[Problem requirements]: Find the word "title" in the data. Return every line where it appears.

[Exercise material]:
--- Start ---

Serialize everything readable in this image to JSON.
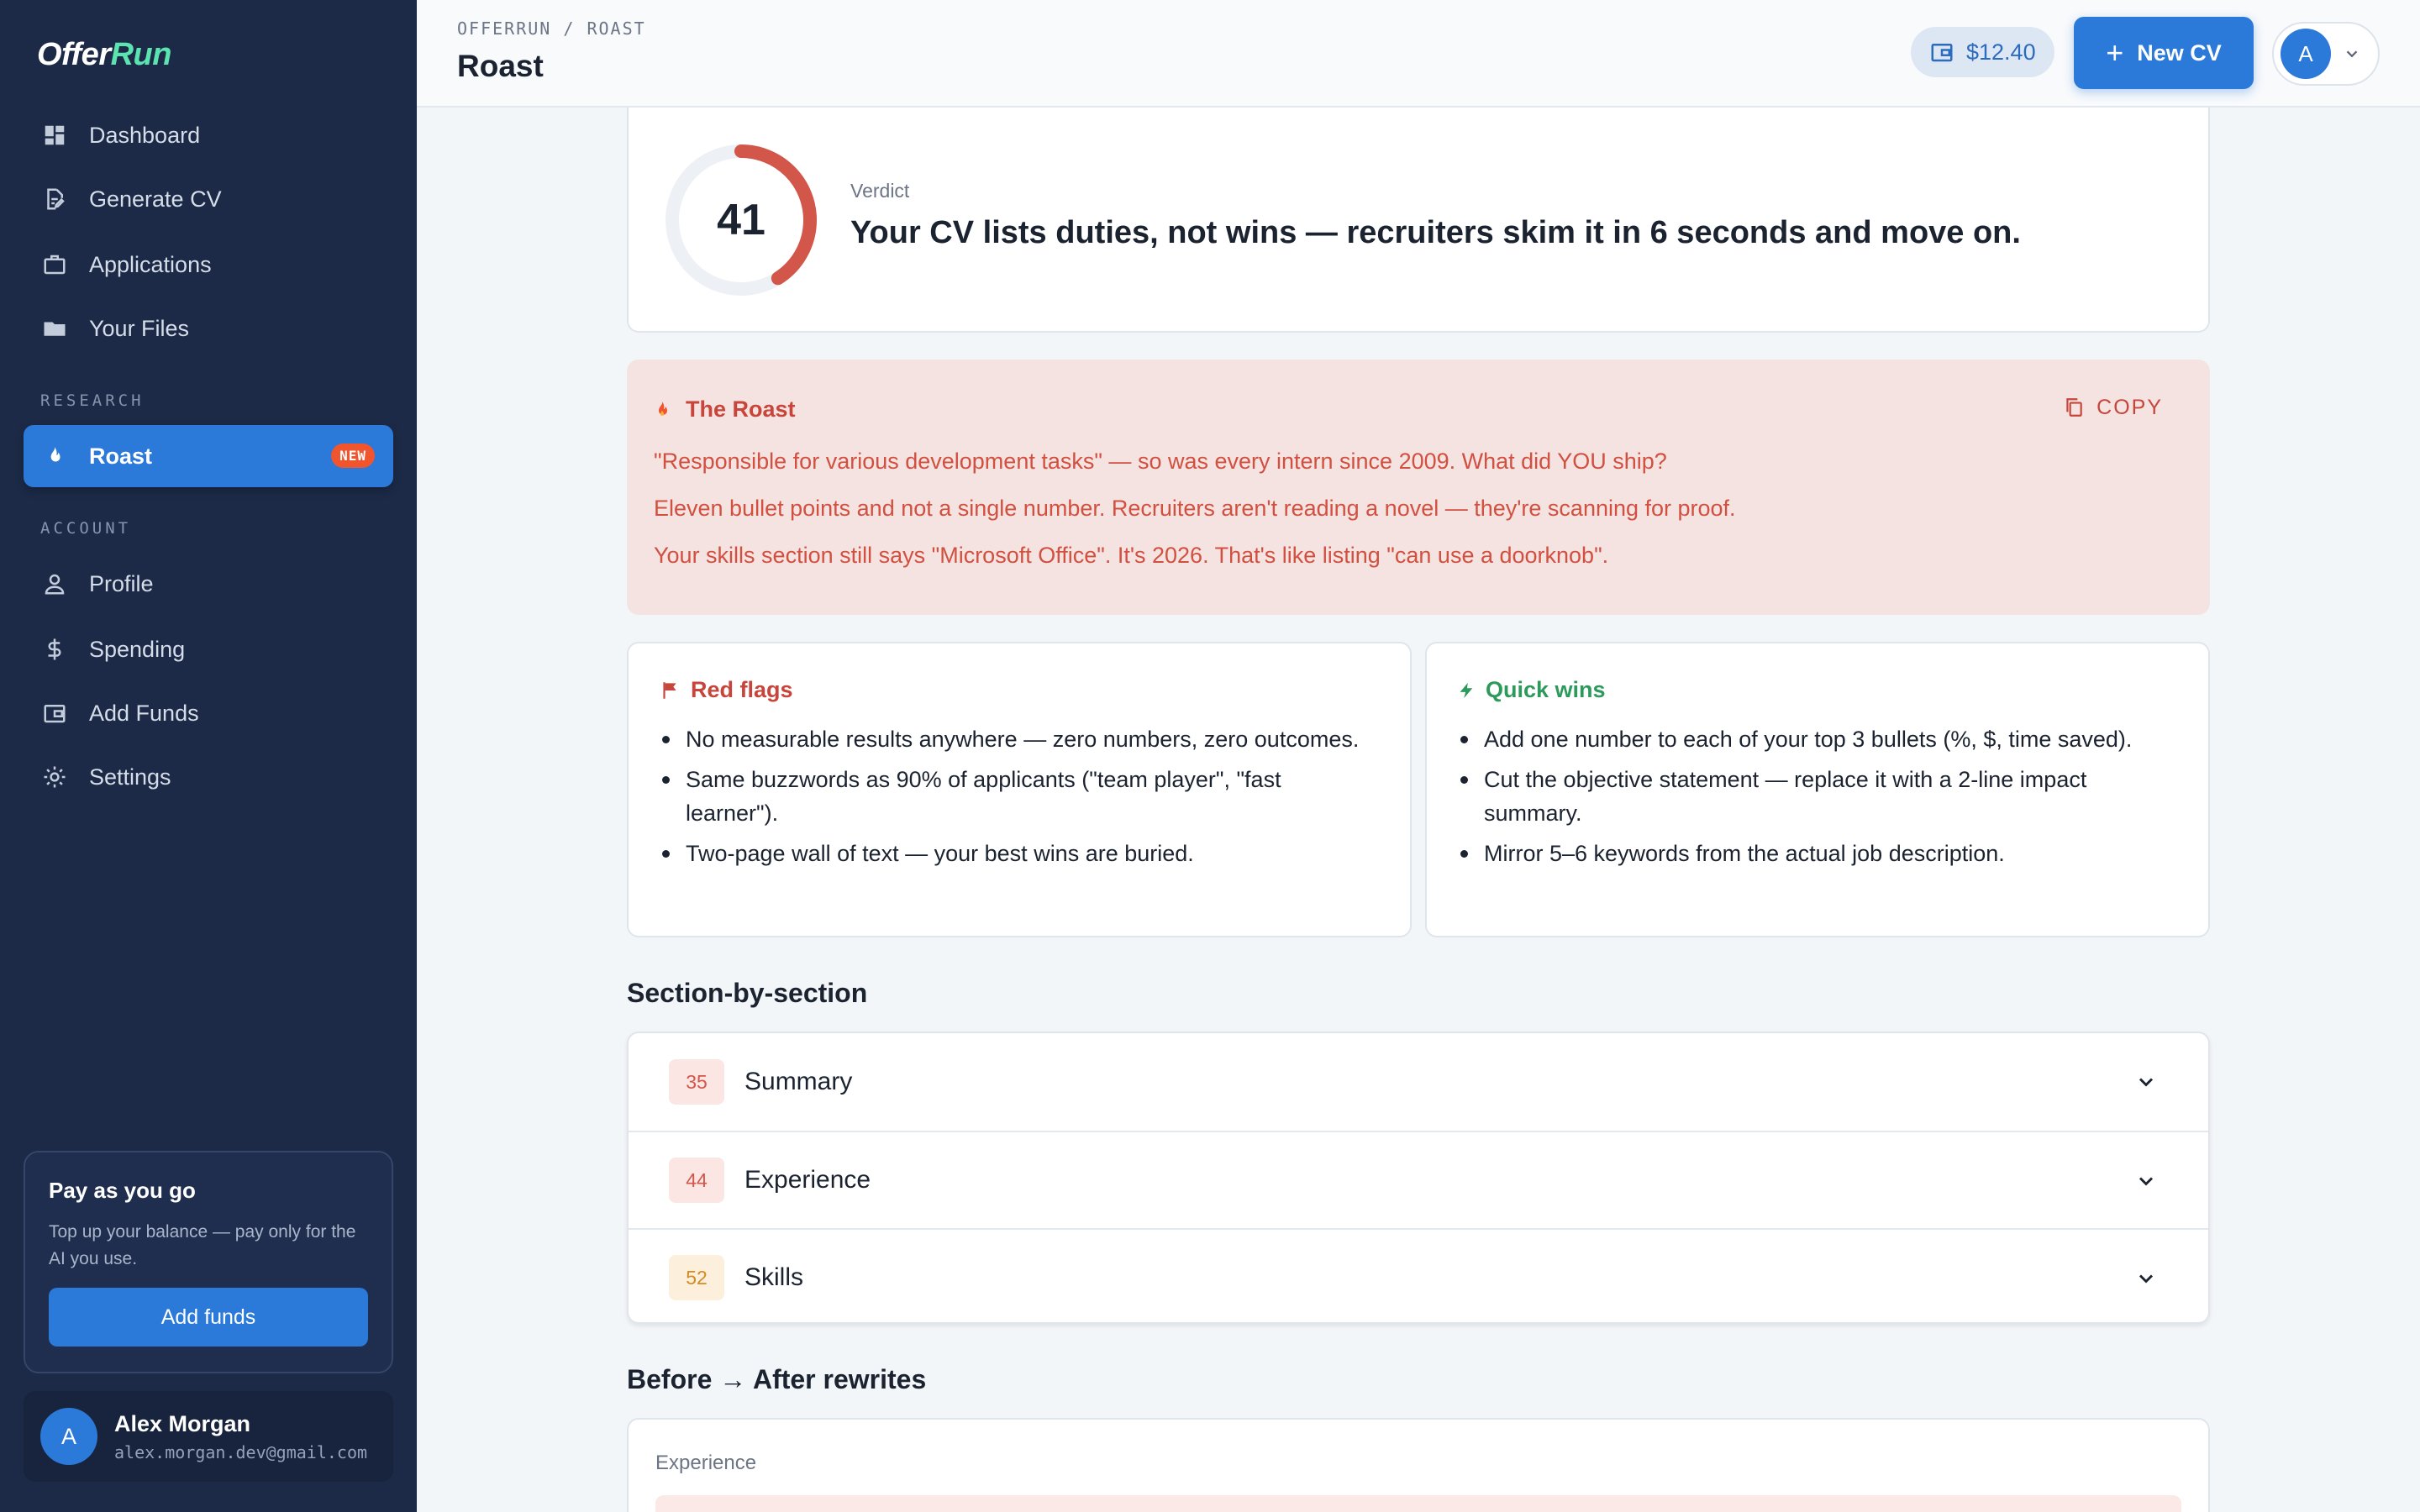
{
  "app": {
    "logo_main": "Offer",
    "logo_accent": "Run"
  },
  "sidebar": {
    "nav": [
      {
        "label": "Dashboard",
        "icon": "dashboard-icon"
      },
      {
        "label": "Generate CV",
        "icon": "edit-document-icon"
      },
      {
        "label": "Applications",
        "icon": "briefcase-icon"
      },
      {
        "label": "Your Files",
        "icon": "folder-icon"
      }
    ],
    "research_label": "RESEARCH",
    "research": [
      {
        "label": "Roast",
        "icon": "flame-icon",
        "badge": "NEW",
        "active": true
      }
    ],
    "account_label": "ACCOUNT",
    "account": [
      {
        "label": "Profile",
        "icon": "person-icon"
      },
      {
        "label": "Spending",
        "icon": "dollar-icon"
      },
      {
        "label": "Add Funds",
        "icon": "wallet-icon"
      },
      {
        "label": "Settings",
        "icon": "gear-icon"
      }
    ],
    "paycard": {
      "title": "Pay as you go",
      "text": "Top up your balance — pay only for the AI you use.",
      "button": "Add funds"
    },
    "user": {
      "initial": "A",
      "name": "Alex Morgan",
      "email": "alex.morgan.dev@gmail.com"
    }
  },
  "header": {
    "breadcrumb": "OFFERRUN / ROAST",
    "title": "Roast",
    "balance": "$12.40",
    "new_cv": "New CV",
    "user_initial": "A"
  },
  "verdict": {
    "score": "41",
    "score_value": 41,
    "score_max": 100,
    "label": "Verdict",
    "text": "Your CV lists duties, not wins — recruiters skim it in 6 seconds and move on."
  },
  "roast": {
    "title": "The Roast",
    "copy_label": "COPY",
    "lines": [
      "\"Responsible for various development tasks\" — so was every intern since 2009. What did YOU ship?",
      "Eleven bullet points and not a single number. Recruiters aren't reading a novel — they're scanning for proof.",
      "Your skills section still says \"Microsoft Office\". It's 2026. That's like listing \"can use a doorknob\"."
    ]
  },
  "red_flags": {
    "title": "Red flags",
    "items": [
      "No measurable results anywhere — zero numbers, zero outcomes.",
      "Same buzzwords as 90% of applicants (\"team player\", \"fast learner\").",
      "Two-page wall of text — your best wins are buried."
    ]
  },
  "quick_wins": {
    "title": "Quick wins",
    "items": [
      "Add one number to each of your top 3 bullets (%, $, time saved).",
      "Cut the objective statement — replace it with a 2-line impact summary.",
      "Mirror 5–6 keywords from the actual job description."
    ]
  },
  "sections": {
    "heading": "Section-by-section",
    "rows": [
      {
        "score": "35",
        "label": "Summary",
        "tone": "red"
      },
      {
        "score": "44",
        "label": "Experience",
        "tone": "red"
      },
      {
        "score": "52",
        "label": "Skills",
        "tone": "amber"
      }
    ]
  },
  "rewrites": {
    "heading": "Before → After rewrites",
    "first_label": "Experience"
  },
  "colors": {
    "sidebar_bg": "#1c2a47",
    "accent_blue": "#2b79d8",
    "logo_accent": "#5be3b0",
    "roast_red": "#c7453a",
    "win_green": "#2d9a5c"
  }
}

--- End ---

[Completed task]:
      "title": "Pay as you go",
    "title": "Roast",
    "title": "The Roast",
    "title": "Red flags",
    "title": "Quick wins",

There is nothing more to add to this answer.